### Given exercise:
From the listing below, extract each line containing the string "preview".

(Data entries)
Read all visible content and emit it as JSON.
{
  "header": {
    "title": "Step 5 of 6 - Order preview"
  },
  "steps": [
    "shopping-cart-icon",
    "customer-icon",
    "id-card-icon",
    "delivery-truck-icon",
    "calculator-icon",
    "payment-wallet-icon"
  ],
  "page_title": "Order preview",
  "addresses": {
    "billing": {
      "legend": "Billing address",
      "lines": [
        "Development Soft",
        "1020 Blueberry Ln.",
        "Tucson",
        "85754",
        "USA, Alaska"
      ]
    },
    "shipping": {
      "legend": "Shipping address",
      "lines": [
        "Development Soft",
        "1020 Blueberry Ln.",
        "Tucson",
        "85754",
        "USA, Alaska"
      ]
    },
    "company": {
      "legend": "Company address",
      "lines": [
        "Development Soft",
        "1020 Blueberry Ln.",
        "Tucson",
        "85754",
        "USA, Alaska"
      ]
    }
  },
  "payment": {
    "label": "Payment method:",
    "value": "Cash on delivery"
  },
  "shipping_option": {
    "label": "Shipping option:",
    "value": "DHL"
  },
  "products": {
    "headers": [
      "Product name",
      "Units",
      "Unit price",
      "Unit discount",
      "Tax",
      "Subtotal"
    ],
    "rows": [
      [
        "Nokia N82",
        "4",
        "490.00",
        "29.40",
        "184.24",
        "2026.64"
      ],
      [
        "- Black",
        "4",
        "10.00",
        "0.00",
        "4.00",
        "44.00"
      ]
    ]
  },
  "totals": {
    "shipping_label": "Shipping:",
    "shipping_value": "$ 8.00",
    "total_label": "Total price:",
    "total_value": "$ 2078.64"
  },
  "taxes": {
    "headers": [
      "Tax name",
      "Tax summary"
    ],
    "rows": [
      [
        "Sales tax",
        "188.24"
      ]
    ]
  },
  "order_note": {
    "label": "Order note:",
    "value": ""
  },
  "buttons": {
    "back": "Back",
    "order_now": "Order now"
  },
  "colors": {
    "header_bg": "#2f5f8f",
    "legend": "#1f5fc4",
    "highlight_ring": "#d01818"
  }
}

* * *

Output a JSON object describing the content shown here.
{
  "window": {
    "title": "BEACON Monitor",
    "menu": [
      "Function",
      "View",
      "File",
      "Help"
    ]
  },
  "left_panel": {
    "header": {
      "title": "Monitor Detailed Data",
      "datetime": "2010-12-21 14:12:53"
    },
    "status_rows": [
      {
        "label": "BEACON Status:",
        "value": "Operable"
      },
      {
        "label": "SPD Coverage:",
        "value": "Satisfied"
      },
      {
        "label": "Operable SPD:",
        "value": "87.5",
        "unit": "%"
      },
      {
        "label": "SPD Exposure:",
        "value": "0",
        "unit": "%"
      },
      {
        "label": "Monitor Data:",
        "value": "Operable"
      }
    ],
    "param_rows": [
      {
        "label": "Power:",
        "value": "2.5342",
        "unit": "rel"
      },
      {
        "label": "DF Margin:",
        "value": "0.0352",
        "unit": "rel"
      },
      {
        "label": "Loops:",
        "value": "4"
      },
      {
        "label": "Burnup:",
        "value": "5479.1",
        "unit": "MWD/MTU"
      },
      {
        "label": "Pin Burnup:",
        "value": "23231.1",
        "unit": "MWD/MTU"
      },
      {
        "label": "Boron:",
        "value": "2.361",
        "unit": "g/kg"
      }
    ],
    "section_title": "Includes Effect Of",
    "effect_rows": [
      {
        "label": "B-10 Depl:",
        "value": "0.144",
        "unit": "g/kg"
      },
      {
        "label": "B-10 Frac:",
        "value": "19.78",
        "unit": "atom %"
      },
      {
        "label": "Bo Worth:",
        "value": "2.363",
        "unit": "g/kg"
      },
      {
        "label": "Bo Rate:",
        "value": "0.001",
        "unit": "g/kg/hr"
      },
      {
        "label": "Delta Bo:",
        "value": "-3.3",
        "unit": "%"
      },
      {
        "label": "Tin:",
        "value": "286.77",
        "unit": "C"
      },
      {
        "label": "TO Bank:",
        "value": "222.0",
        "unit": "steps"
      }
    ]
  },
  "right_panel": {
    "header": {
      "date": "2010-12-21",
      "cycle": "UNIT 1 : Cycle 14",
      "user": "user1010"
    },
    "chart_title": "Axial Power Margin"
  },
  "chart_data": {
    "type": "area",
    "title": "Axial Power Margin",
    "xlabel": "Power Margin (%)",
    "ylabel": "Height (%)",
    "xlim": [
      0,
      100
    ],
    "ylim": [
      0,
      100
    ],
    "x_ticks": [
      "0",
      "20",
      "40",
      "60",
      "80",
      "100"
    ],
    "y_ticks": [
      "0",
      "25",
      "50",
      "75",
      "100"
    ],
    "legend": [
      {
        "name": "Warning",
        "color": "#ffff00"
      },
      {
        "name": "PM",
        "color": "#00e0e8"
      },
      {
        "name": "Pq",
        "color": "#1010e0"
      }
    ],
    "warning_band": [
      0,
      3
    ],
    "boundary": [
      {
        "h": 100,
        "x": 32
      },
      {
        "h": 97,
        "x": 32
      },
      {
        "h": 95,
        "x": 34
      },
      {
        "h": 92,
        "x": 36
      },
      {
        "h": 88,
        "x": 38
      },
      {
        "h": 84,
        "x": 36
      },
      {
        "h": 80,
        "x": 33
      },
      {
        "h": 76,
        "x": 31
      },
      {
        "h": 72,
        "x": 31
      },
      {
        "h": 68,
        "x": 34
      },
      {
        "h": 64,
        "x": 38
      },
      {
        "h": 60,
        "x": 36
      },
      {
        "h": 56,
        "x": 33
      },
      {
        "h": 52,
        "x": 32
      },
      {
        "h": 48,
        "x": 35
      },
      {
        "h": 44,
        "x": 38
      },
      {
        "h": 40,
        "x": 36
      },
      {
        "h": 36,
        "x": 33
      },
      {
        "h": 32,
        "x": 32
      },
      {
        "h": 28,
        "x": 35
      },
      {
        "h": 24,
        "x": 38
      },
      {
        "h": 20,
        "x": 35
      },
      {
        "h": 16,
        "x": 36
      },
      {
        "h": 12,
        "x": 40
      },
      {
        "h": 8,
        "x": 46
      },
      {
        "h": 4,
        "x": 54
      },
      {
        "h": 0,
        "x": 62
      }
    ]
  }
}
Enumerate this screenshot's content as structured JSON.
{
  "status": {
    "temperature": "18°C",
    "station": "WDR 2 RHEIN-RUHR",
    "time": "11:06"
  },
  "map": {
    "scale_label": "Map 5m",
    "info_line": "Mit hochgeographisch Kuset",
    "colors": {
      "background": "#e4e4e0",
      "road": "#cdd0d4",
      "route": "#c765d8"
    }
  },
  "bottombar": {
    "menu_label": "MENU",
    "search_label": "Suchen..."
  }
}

### Exercise result:
    "title": "Step 5 of 6 - Order preview"
  "page_title": "Order preview",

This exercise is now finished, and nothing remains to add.